__What this task involves__:
Gather all lines with "right" from the records.

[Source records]

****

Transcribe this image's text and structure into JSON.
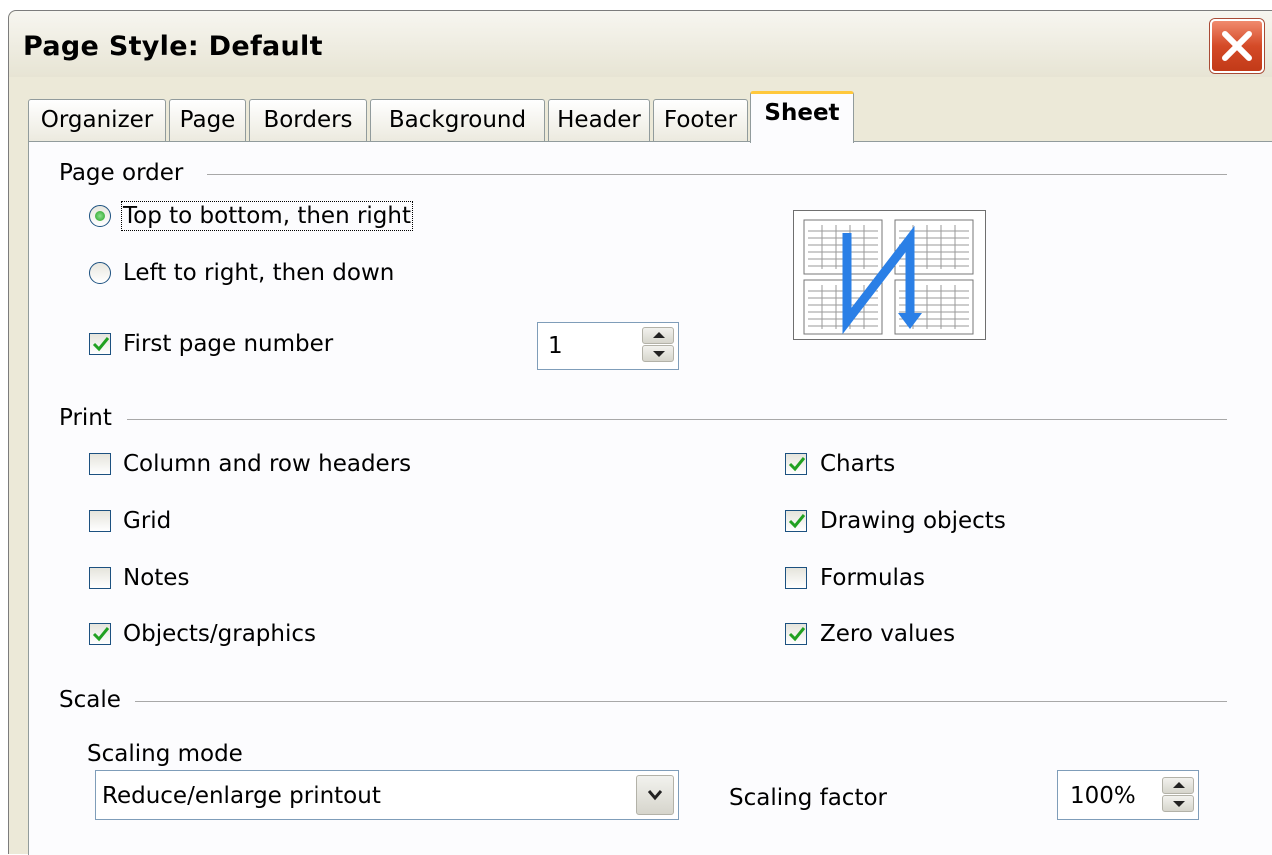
{
  "dialog": {
    "title": "Page Style: Default",
    "tabs": [
      "Organizer",
      "Page",
      "Borders",
      "Background",
      "Header",
      "Footer",
      "Sheet"
    ],
    "active_tab": "Sheet"
  },
  "page_order": {
    "heading": "Page order",
    "options": [
      {
        "label": "Top to bottom, then right",
        "selected": true
      },
      {
        "label": "Left to right, then down",
        "selected": false
      }
    ],
    "first_page_number": {
      "label": "First page number",
      "checked": true,
      "value": "1"
    }
  },
  "print": {
    "heading": "Print",
    "left": [
      {
        "label": "Column and row headers",
        "checked": false
      },
      {
        "label": "Grid",
        "checked": false
      },
      {
        "label": "Notes",
        "checked": false
      },
      {
        "label": "Objects/graphics",
        "checked": true
      }
    ],
    "right": [
      {
        "label": "Charts",
        "checked": true
      },
      {
        "label": "Drawing objects",
        "checked": true
      },
      {
        "label": "Formulas",
        "checked": false
      },
      {
        "label": "Zero values",
        "checked": true
      }
    ]
  },
  "scale": {
    "heading": "Scale",
    "mode_label": "Scaling mode",
    "mode_value": "Reduce/enlarge printout",
    "factor_label": "Scaling factor",
    "factor_value": "100%"
  },
  "colors": {
    "accent_tab": "#ffc83c",
    "checkmark": "#21a121",
    "preview_arrow": "#2a7fe6",
    "close_button": "#d44a27"
  }
}
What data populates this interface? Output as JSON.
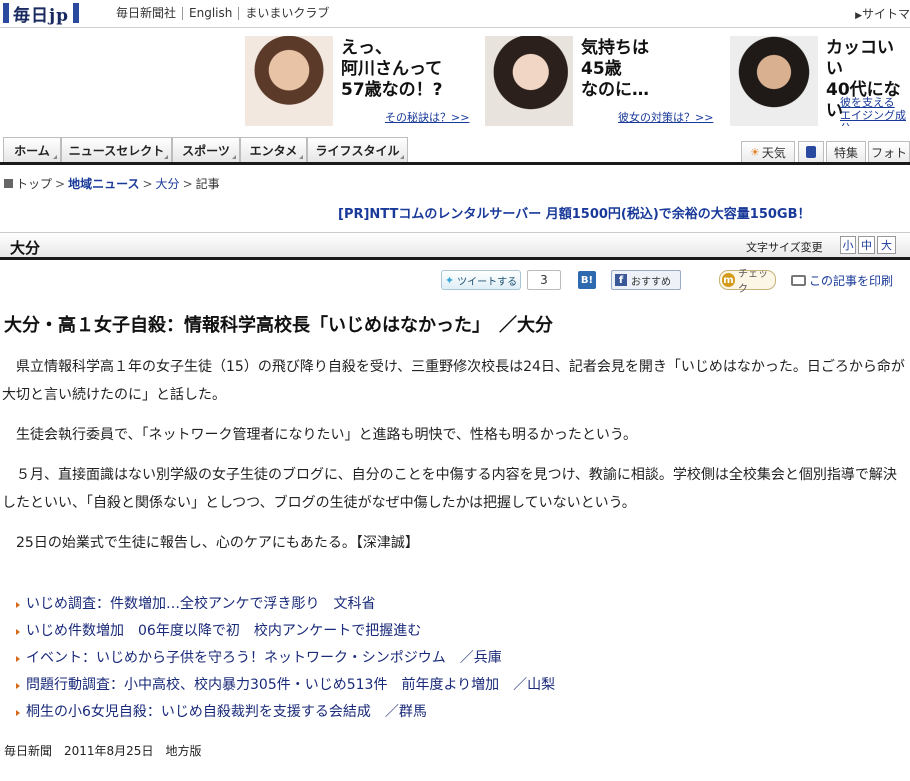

****

__Final result__:
        "label": "Top to bottom, then right",
        "label": "Left to right, then down",
    "right": [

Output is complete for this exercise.